[Exercise requirements]:
Gather the lines from the material that contain "Tabliss".
## begin Given records
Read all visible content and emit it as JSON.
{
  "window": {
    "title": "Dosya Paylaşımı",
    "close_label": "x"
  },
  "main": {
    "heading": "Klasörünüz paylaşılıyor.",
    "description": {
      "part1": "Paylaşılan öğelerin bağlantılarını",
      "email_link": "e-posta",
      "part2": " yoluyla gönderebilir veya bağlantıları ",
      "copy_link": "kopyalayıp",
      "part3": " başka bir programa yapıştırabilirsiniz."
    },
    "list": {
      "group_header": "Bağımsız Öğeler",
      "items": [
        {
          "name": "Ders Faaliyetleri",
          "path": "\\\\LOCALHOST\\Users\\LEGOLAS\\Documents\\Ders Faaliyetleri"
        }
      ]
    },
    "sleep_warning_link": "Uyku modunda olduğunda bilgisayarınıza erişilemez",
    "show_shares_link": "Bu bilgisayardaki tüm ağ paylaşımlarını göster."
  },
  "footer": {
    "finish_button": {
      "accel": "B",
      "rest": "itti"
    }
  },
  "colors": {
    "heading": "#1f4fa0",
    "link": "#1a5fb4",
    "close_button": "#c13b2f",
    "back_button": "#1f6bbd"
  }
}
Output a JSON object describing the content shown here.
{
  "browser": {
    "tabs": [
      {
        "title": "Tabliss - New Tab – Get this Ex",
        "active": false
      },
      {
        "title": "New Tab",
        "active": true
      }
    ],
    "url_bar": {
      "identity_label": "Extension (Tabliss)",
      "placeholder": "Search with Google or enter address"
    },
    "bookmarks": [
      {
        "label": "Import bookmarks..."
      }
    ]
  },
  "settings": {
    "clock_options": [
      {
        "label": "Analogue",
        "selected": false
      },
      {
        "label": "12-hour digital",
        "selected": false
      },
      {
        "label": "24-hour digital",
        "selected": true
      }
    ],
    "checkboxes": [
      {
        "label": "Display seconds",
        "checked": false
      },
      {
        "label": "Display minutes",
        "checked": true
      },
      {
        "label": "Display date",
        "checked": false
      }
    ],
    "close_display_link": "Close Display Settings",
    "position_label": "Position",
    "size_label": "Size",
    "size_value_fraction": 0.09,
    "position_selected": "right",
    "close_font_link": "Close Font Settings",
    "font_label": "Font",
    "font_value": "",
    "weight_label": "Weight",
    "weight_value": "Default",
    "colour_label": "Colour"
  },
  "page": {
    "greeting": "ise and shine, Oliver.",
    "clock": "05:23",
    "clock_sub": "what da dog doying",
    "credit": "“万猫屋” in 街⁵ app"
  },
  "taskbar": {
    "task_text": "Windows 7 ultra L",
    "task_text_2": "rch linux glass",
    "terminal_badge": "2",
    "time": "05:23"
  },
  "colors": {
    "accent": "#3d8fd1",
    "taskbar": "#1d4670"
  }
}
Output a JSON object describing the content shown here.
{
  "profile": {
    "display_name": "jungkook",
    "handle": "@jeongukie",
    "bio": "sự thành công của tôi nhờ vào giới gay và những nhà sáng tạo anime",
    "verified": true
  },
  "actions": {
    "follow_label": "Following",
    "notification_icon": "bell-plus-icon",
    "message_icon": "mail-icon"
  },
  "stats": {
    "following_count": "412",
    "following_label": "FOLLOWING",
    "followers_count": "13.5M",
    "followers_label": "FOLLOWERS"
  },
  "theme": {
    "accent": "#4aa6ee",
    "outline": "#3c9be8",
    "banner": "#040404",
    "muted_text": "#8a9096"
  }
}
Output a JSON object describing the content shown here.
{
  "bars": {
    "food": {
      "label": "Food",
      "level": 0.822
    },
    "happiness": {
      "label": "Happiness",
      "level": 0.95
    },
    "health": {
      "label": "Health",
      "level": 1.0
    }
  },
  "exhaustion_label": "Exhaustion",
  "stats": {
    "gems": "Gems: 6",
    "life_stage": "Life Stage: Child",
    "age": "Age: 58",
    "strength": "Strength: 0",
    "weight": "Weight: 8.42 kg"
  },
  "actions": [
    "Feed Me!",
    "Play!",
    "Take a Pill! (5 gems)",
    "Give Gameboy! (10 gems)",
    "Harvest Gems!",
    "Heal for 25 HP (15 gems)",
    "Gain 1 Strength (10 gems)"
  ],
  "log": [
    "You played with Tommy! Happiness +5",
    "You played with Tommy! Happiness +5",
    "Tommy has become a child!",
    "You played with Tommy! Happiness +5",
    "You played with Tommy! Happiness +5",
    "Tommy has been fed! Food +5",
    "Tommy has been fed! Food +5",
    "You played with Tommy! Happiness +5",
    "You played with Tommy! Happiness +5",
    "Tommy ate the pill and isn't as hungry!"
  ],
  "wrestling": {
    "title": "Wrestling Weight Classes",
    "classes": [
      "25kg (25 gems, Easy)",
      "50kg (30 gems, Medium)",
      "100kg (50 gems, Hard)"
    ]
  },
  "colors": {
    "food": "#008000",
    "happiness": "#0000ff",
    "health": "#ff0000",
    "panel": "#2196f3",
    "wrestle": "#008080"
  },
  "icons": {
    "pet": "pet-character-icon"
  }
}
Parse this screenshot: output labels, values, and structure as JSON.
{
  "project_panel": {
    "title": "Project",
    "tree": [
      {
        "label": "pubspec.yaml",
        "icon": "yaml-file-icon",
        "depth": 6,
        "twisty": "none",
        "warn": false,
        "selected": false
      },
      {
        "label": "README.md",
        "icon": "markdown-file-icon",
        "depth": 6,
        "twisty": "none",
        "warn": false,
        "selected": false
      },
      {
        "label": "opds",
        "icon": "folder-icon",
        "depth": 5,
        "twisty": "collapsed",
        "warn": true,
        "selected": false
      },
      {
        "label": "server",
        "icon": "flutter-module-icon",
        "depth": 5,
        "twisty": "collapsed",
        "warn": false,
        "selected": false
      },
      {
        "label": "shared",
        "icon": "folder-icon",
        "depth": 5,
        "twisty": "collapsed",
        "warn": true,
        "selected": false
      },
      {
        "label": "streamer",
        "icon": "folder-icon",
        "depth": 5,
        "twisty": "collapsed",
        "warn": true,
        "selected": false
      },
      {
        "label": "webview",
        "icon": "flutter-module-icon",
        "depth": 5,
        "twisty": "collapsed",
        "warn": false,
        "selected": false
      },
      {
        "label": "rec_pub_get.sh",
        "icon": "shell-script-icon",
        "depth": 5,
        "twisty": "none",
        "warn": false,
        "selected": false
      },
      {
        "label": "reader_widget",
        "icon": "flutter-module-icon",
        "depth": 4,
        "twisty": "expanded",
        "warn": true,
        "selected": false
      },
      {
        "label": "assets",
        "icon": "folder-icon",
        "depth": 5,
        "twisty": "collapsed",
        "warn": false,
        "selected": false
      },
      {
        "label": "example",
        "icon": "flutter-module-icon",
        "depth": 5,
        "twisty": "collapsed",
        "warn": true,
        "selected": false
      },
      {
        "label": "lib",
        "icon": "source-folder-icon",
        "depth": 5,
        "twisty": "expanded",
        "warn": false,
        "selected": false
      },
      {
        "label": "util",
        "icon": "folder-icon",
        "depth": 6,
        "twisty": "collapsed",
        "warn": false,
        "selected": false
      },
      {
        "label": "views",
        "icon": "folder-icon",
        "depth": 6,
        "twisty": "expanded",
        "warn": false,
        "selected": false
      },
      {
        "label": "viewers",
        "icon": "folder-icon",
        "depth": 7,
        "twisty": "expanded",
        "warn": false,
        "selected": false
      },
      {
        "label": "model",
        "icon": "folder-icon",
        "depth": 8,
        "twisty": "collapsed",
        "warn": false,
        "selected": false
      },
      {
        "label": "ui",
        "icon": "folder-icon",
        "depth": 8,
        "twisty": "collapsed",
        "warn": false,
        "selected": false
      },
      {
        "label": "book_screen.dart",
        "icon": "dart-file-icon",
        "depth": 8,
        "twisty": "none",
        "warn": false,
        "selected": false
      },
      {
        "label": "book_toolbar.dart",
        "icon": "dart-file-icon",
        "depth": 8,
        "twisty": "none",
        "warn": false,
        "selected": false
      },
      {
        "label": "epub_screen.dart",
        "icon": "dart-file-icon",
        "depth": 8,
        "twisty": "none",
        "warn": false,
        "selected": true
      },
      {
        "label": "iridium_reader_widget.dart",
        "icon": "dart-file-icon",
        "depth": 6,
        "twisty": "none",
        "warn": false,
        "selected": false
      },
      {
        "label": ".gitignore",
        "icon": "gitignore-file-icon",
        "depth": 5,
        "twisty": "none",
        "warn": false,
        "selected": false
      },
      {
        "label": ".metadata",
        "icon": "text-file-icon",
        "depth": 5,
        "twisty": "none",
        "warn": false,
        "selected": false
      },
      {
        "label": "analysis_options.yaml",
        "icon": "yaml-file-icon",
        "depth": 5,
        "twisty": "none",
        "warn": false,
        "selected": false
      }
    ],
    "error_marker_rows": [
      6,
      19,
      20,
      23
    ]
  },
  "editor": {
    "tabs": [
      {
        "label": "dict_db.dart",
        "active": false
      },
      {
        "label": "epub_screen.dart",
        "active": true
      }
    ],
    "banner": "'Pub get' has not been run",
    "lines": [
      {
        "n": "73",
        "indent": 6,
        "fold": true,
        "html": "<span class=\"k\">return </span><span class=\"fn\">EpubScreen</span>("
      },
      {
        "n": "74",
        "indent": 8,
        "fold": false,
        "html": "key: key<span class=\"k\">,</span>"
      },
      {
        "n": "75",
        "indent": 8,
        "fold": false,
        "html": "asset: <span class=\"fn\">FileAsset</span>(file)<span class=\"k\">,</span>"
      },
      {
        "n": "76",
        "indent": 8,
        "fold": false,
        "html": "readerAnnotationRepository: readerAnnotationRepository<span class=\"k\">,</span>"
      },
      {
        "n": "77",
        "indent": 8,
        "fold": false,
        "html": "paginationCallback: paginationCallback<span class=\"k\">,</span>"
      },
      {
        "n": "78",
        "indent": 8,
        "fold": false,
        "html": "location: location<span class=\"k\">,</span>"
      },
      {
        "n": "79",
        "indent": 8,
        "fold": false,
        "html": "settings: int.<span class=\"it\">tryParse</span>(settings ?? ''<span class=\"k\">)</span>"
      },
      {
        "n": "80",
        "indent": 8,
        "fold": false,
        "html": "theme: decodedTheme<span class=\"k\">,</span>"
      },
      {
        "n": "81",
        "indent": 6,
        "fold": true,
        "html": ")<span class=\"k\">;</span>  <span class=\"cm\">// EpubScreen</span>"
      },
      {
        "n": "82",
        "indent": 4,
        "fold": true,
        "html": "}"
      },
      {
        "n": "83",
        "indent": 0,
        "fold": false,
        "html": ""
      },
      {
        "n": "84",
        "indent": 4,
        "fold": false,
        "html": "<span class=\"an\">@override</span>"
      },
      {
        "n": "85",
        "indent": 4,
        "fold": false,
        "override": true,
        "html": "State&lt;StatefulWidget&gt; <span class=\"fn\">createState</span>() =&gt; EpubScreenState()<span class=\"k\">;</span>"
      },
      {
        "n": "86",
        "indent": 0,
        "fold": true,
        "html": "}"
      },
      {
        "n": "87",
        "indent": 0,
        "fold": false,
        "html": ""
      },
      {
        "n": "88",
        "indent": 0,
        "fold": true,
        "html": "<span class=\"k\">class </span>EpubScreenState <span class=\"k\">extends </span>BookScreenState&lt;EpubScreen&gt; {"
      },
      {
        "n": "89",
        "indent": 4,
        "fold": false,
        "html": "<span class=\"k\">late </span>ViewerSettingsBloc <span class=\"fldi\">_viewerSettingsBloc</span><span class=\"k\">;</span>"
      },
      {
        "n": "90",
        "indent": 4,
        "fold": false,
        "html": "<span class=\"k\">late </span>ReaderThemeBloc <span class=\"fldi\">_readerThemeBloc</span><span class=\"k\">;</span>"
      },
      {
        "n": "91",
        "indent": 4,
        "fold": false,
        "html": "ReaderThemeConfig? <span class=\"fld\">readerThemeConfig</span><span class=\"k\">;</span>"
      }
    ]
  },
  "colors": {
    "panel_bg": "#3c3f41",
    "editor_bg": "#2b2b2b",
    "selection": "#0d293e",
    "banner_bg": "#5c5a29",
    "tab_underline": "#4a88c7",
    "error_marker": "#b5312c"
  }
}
## end Given records
[Output for this task]:
        "title": "Tabliss - New Tab – Get this Ex",
      "identity_label": "Extension (Tabliss)",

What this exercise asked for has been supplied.